**INSTRUCTIONS FOR THE TASK:**
Count the lines in the entries below that include the word "from". Give nothing but the number.
═══ DATA RECORDS ═══
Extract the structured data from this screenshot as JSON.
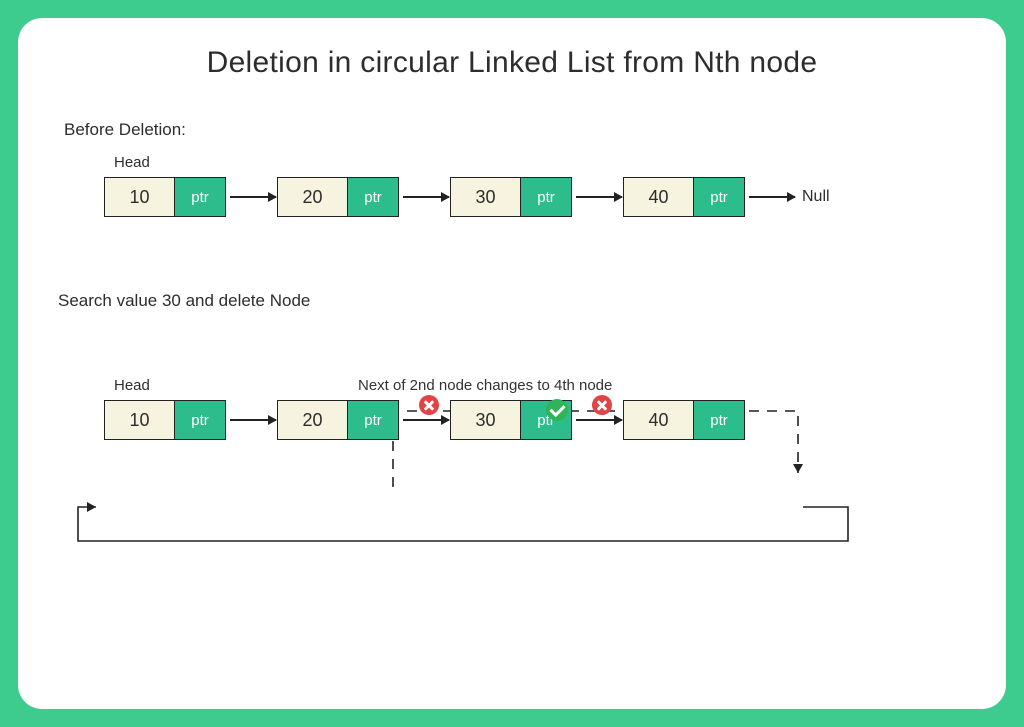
{
  "title": "Deletion in circular Linked List from Nth node",
  "stage1": {
    "label": "Before Deletion:",
    "head_label": "Head",
    "ptr_label": "ptr",
    "null_label": "Null",
    "nodes": [
      "10",
      "20",
      "30",
      "40"
    ]
  },
  "stage2": {
    "label": "Search value 30 and delete Node",
    "head_label": "Head",
    "ptr_label": "ptr",
    "note": "Next of 2nd  node changes to 4th node",
    "nodes": [
      "10",
      "20",
      "30",
      "40"
    ]
  }
}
═══
**RESULT OF THIS EXERCISE:**
2